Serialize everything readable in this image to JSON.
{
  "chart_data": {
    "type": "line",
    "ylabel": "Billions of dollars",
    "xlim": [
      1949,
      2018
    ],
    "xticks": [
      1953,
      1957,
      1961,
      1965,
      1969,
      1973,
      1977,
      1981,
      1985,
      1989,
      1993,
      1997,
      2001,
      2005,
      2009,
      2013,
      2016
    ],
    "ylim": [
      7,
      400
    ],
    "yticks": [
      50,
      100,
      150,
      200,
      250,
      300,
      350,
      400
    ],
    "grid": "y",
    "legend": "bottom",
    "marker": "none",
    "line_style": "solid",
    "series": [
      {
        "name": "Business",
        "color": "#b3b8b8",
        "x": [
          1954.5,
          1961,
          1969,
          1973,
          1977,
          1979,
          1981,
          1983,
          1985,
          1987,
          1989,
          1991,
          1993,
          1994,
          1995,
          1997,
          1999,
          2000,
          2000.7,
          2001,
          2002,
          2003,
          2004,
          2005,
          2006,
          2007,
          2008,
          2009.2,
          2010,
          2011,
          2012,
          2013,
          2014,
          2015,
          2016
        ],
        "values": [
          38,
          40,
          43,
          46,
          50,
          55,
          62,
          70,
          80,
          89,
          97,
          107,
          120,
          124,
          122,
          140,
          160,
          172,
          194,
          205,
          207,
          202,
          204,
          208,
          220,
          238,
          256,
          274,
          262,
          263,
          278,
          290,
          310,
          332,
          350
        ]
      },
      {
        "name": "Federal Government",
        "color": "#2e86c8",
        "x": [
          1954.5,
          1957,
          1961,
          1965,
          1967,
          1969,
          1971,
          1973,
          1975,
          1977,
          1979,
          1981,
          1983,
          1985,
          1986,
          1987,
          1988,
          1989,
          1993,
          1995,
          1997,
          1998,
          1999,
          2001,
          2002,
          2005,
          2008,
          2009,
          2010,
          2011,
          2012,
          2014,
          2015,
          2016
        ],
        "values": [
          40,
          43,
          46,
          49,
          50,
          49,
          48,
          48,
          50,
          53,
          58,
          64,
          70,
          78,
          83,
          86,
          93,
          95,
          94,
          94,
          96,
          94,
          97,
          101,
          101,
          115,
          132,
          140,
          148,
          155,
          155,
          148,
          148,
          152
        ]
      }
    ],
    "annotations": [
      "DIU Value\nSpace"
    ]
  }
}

_ _ _ _

Written task. Recopy all the lines exactly as they appear.

Solved problem.
Serialize everything readable in this image to JSON.
{
  "chart_data": {
    "type": "line",
    "ylabel": "Billions of dollars",
    "xlim": [
      1949,
      2018
    ],
    "xticks": [
      1953,
      1957,
      1961,
      1965,
      1969,
      1973,
      1977,
      1981,
      1985,
      1989,
      1993,
      1997,
      2001,
      2005,
      2009,
      2013,
      2016
    ],
    "ylim": [
      7,
      400
    ],
    "yticks": [
      50,
      100,
      150,
      200,
      250,
      300,
      350,
      400
    ],
    "grid": "y",
    "legend": "bottom",
    "marker": "none",
    "line_style": "solid",
    "series": [
      {
        "name": "Business",
        "color": "#b3b8b8",
        "x": [
          1954.5,
          1961,
          1969,
          1973,
          1977,
          1979,
          1981,
          1983,
          1985,
          1987,
          1989,
          1991,
          1993,
          1994,
          1995,
          1997,
          1999,
          2000,
          2000.7,
          2001,
          2002,
          2003,
          2004,
          2005,
          2006,
          2007,
          2008,
          2009.2,
          2010,
          2011,
          2012,
          2013,
          2014,
          2015,
          2016
        ],
        "values": [
          38,
          40,
          43,
          46,
          50,
          55,
          62,
          70,
          80,
          89,
          97,
          107,
          120,
          124,
          122,
          140,
          160,
          172,
          194,
          205,
          207,
          202,
          204,
          208,
          220,
          238,
          256,
          274,
          262,
          263,
          278,
          290,
          310,
          332,
          350
        ]
      },
      {
        "name": "Federal Government",
        "color": "#2e86c8",
        "x": [
          1954.5,
          1957,
          1961,
          1965,
          1967,
          1969,
          1971,
          1973,
          1975,
          1977,
          1979,
          1981,
          1983,
          1985,
          1986,
          1987,
          1988,
          1989,
          1993,
          1995,
          1997,
          1998,
          1999,
          2001,
          2002,
          2005,
          2008,
          2009,
          2010,
          2011,
          2012,
          2014,
          2015,
          2016
        ],
        "values": [
          40,
          43,
          46,
          49,
          50,
          49,
          48,
          48,
          50,
          53,
          58,
          64,
          70,
          78,
          83,
          86,
          93,
          95,
          94,
          94,
          96,
          94,
          97,
          101,
          101,
          115,
          132,
          140,
          148,
          155,
          155,
          148,
          148,
          152
        ]
      }
    ],
    "annotations": [
      "DIU Value\nSpace"
    ]
  }
}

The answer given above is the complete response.